_Figure data in JSON_

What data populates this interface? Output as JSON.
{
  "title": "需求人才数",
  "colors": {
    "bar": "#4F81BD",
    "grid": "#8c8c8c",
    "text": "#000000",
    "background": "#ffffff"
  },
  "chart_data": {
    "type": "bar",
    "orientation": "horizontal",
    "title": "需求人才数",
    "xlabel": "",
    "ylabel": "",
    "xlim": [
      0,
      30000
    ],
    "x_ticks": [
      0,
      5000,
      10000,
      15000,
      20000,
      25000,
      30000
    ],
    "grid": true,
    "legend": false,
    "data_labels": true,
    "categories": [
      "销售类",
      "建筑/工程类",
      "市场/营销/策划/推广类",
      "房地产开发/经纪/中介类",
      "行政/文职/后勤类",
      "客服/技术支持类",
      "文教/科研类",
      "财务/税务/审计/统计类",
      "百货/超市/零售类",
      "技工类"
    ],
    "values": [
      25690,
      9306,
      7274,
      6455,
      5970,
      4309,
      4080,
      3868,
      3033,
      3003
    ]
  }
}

_Task brief_
Copy all the records above exactly, missing none.

_Answer for the task_
What data populates this interface? Output as JSON.
{
  "title": "需求人才数",
  "colors": {
    "bar": "#4F81BD",
    "grid": "#8c8c8c",
    "text": "#000000",
    "background": "#ffffff"
  },
  "chart_data": {
    "type": "bar",
    "orientation": "horizontal",
    "title": "需求人才数",
    "xlabel": "",
    "ylabel": "",
    "xlim": [
      0,
      30000
    ],
    "x_ticks": [
      0,
      5000,
      10000,
      15000,
      20000,
      25000,
      30000
    ],
    "grid": true,
    "legend": false,
    "data_labels": true,
    "categories": [
      "销售类",
      "建筑/工程类",
      "市场/营销/策划/推广类",
      "房地产开发/经纪/中介类",
      "行政/文职/后勤类",
      "客服/技术支持类",
      "文教/科研类",
      "财务/税务/审计/统计类",
      "百货/超市/零售类",
      "技工类"
    ],
    "values": [
      25690,
      9306,
      7274,
      6455,
      5970,
      4309,
      4080,
      3868,
      3033,
      3003
    ]
  }
}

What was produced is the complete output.